EXERCISE: Repeat the data word for word. Do not include the pictures.

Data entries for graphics
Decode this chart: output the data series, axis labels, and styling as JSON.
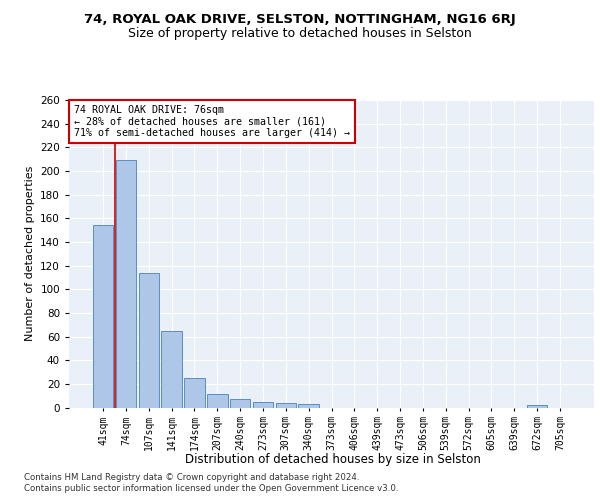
{
  "title1": "74, ROYAL OAK DRIVE, SELSTON, NOTTINGHAM, NG16 6RJ",
  "title2": "Size of property relative to detached houses in Selston",
  "xlabel": "Distribution of detached houses by size in Selston",
  "ylabel": "Number of detached properties",
  "bar_labels": [
    "41sqm",
    "74sqm",
    "107sqm",
    "141sqm",
    "174sqm",
    "207sqm",
    "240sqm",
    "273sqm",
    "307sqm",
    "340sqm",
    "373sqm",
    "406sqm",
    "439sqm",
    "473sqm",
    "506sqm",
    "539sqm",
    "572sqm",
    "605sqm",
    "639sqm",
    "672sqm",
    "705sqm"
  ],
  "bar_values": [
    154,
    209,
    114,
    65,
    25,
    11,
    7,
    5,
    4,
    3,
    0,
    0,
    0,
    0,
    0,
    0,
    0,
    0,
    0,
    2,
    0
  ],
  "bar_color": "#aec6e8",
  "bar_edge_color": "#5b8ec4",
  "property_line_x": 1,
  "annotation_line1": "74 ROYAL OAK DRIVE: 76sqm",
  "annotation_line2": "← 28% of detached houses are smaller (161)",
  "annotation_line3": "71% of semi-detached houses are larger (414) →",
  "annotation_box_color": "#ffffff",
  "annotation_box_edge": "#cc0000",
  "property_line_color": "#cc0000",
  "ylim": [
    0,
    260
  ],
  "yticks": [
    0,
    20,
    40,
    60,
    80,
    100,
    120,
    140,
    160,
    180,
    200,
    220,
    240,
    260
  ],
  "footer1": "Contains HM Land Registry data © Crown copyright and database right 2024.",
  "footer2": "Contains public sector information licensed under the Open Government Licence v3.0.",
  "bg_color": "#eaf0f8",
  "grid_color": "#ffffff",
  "title1_fontsize": 9.5,
  "title2_fontsize": 9
}
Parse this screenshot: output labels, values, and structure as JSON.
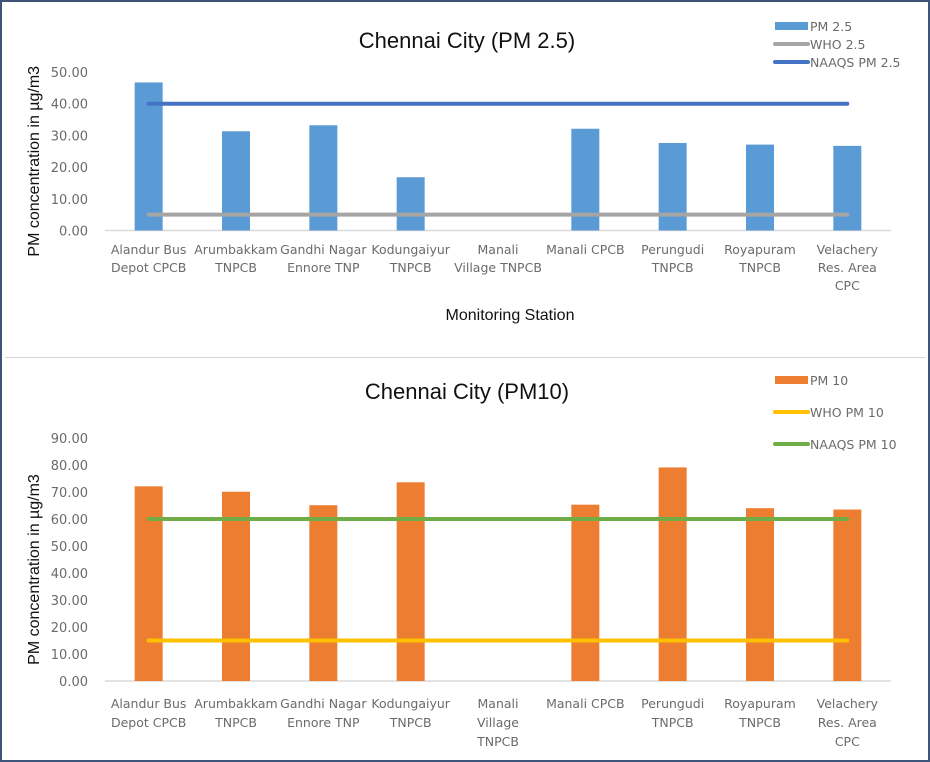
{
  "chart_data": [
    {
      "type": "bar",
      "title": "Chennai City (PM 2.5)",
      "xlabel": "Monitoring Station",
      "ylabel": "PM concentration in µg/m3",
      "ylim": [
        0,
        50
      ],
      "yticks": [
        "0.00",
        "10.00",
        "20.00",
        "30.00",
        "40.00",
        "50.00"
      ],
      "ytick_values": [
        0,
        10,
        20,
        30,
        40,
        50
      ],
      "grid": false,
      "legend_position": "top-right",
      "categories": [
        [
          "Alandur Bus",
          "Depot  CPCB"
        ],
        [
          "Arumbakkam",
          "TNPCB"
        ],
        [
          "Gandhi Nagar",
          "Ennore  TNP"
        ],
        [
          "Kodungaiyur",
          "TNPCB"
        ],
        [
          "Manali",
          "Village TNPCB"
        ],
        [
          "Manali  CPCB"
        ],
        [
          "Perungudi",
          "TNPCB"
        ],
        [
          "Royapuram",
          "TNPCB"
        ],
        [
          "Velachery",
          "Res. Area",
          "CPC"
        ]
      ],
      "series": [
        {
          "name": "PM 2.5",
          "kind": "bar",
          "color": "#5b9bd5",
          "values": [
            46.7,
            31.3,
            33.2,
            16.8,
            null,
            32.1,
            27.6,
            27.1,
            26.7
          ]
        },
        {
          "name": "WHO 2.5",
          "kind": "line",
          "color": "#a5a5a5",
          "values": [
            5,
            5,
            5,
            5,
            5,
            5,
            5,
            5,
            5
          ]
        },
        {
          "name": "NAAQS PM 2.5",
          "kind": "line",
          "color": "#4472c4",
          "values": [
            40,
            40,
            40,
            40,
            40,
            40,
            40,
            40,
            40
          ]
        }
      ]
    },
    {
      "type": "bar",
      "title": "Chennai City (PM10)",
      "xlabel": "",
      "ylabel": "PM concentration in µg/m3",
      "ylim": [
        0,
        90
      ],
      "yticks": [
        "0.00",
        "10.00",
        "20.00",
        "30.00",
        "40.00",
        "50.00",
        "60.00",
        "70.00",
        "80.00",
        "90.00"
      ],
      "ytick_values": [
        0,
        10,
        20,
        30,
        40,
        50,
        60,
        70,
        80,
        90
      ],
      "grid": false,
      "legend_position": "top-right",
      "categories": [
        [
          "Alandur Bus",
          "Depot  CPCB"
        ],
        [
          "Arumbakkam",
          "TNPCB"
        ],
        [
          "Gandhi Nagar",
          "Ennore  TNP"
        ],
        [
          "Kodungaiyur",
          "TNPCB"
        ],
        [
          "Manali",
          "Village",
          "TNPCB"
        ],
        [
          "Manali  CPCB"
        ],
        [
          "Perungudi",
          "TNPCB"
        ],
        [
          "Royapuram",
          "TNPCB"
        ],
        [
          "Velachery",
          "Res. Area",
          "CPC"
        ]
      ],
      "series": [
        {
          "name": "PM 10",
          "kind": "bar",
          "color": "#ed7d31",
          "values": [
            72.1,
            70.1,
            65.1,
            73.6,
            null,
            65.3,
            79.1,
            64.0,
            63.5
          ]
        },
        {
          "name": "WHO PM 10",
          "kind": "line",
          "color": "#ffc000",
          "values": [
            15,
            15,
            15,
            15,
            15,
            15,
            15,
            15,
            15
          ]
        },
        {
          "name": "NAAQS PM 10",
          "kind": "line",
          "color": "#70ad47",
          "values": [
            60,
            60,
            60,
            60,
            60,
            60,
            60,
            60,
            60
          ]
        }
      ]
    }
  ]
}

IN RESPONSE:
Decode this chart: output the data series, axis labels, and styling as JSON.
{
  "title1": "74, ROYAL OAK DRIVE, SELSTON, NOTTINGHAM, NG16 6RJ",
  "title2": "Size of property relative to detached houses in Selston",
  "xlabel": "Distribution of detached houses by size in Selston",
  "ylabel": "Number of detached properties",
  "bar_labels": [
    "41sqm",
    "74sqm",
    "107sqm",
    "141sqm",
    "174sqm",
    "207sqm",
    "240sqm",
    "273sqm",
    "307sqm",
    "340sqm",
    "373sqm",
    "406sqm",
    "439sqm",
    "473sqm",
    "506sqm",
    "539sqm",
    "572sqm",
    "605sqm",
    "639sqm",
    "672sqm",
    "705sqm"
  ],
  "bar_values": [
    154,
    209,
    114,
    65,
    25,
    11,
    7,
    5,
    4,
    3,
    0,
    0,
    0,
    0,
    0,
    0,
    0,
    0,
    0,
    2,
    0
  ],
  "bar_color": "#aec6e8",
  "bar_edge_color": "#5b8ec4",
  "property_line_x": 1,
  "annotation_line1": "74 ROYAL OAK DRIVE: 76sqm",
  "annotation_line2": "← 28% of detached houses are smaller (161)",
  "annotation_line3": "71% of semi-detached houses are larger (414) →",
  "annotation_box_color": "#ffffff",
  "annotation_box_edge": "#cc0000",
  "property_line_color": "#cc0000",
  "ylim": [
    0,
    260
  ],
  "yticks": [
    0,
    20,
    40,
    60,
    80,
    100,
    120,
    140,
    160,
    180,
    200,
    220,
    240,
    260
  ],
  "footer1": "Contains HM Land Registry data © Crown copyright and database right 2024.",
  "footer2": "Contains public sector information licensed under the Open Government Licence v3.0.",
  "bg_color": "#eaf0f8",
  "grid_color": "#ffffff",
  "title1_fontsize": 9.5,
  "title2_fontsize": 9
}
Parse this screenshot: output labels, values, and structure as JSON.
{
  "chart_data": [
    {
      "type": "bar",
      "title": "Chennai City (PM 2.5)",
      "xlabel": "Monitoring Station",
      "ylabel": "PM concentration in µg/m3",
      "ylim": [
        0,
        50
      ],
      "yticks": [
        "0.00",
        "10.00",
        "20.00",
        "30.00",
        "40.00",
        "50.00"
      ],
      "ytick_values": [
        0,
        10,
        20,
        30,
        40,
        50
      ],
      "grid": false,
      "legend_position": "top-right",
      "categories": [
        [
          "Alandur Bus",
          "Depot  CPCB"
        ],
        [
          "Arumbakkam",
          "TNPCB"
        ],
        [
          "Gandhi Nagar",
          "Ennore  TNP"
        ],
        [
          "Kodungaiyur",
          "TNPCB"
        ],
        [
          "Manali",
          "Village TNPCB"
        ],
        [
          "Manali  CPCB"
        ],
        [
          "Perungudi",
          "TNPCB"
        ],
        [
          "Royapuram",
          "TNPCB"
        ],
        [
          "Velachery",
          "Res. Area",
          "CPC"
        ]
      ],
      "series": [
        {
          "name": "PM 2.5",
          "kind": "bar",
          "color": "#5b9bd5",
          "values": [
            46.7,
            31.3,
            33.2,
            16.8,
            null,
            32.1,
            27.6,
            27.1,
            26.7
          ]
        },
        {
          "name": "WHO 2.5",
          "kind": "line",
          "color": "#a5a5a5",
          "values": [
            5,
            5,
            5,
            5,
            5,
            5,
            5,
            5,
            5
          ]
        },
        {
          "name": "NAAQS PM 2.5",
          "kind": "line",
          "color": "#4472c4",
          "values": [
            40,
            40,
            40,
            40,
            40,
            40,
            40,
            40,
            40
          ]
        }
      ]
    },
    {
      "type": "bar",
      "title": "Chennai City (PM10)",
      "xlabel": "",
      "ylabel": "PM concentration in µg/m3",
      "ylim": [
        0,
        90
      ],
      "yticks": [
        "0.00",
        "10.00",
        "20.00",
        "30.00",
        "40.00",
        "50.00",
        "60.00",
        "70.00",
        "80.00",
        "90.00"
      ],
      "ytick_values": [
        0,
        10,
        20,
        30,
        40,
        50,
        60,
        70,
        80,
        90
      ],
      "grid": false,
      "legend_position": "top-right",
      "categories": [
        [
          "Alandur Bus",
          "Depot  CPCB"
        ],
        [
          "Arumbakkam",
          "TNPCB"
        ],
        [
          "Gandhi Nagar",
          "Ennore  TNP"
        ],
        [
          "Kodungaiyur",
          "TNPCB"
        ],
        [
          "Manali",
          "Village",
          "TNPCB"
        ],
        [
          "Manali  CPCB"
        ],
        [
          "Perungudi",
          "TNPCB"
        ],
        [
          "Royapuram",
          "TNPCB"
        ],
        [
          "Velachery",
          "Res. Area",
          "CPC"
        ]
      ],
      "series": [
        {
          "name": "PM 10",
          "kind": "bar",
          "color": "#ed7d31",
          "values": [
            72.1,
            70.1,
            65.1,
            73.6,
            null,
            65.3,
            79.1,
            64.0,
            63.5
          ]
        },
        {
          "name": "WHO PM 10",
          "kind": "line",
          "color": "#ffc000",
          "values": [
            15,
            15,
            15,
            15,
            15,
            15,
            15,
            15,
            15
          ]
        },
        {
          "name": "NAAQS PM 10",
          "kind": "line",
          "color": "#70ad47",
          "values": [
            60,
            60,
            60,
            60,
            60,
            60,
            60,
            60,
            60
          ]
        }
      ]
    }
  ]
}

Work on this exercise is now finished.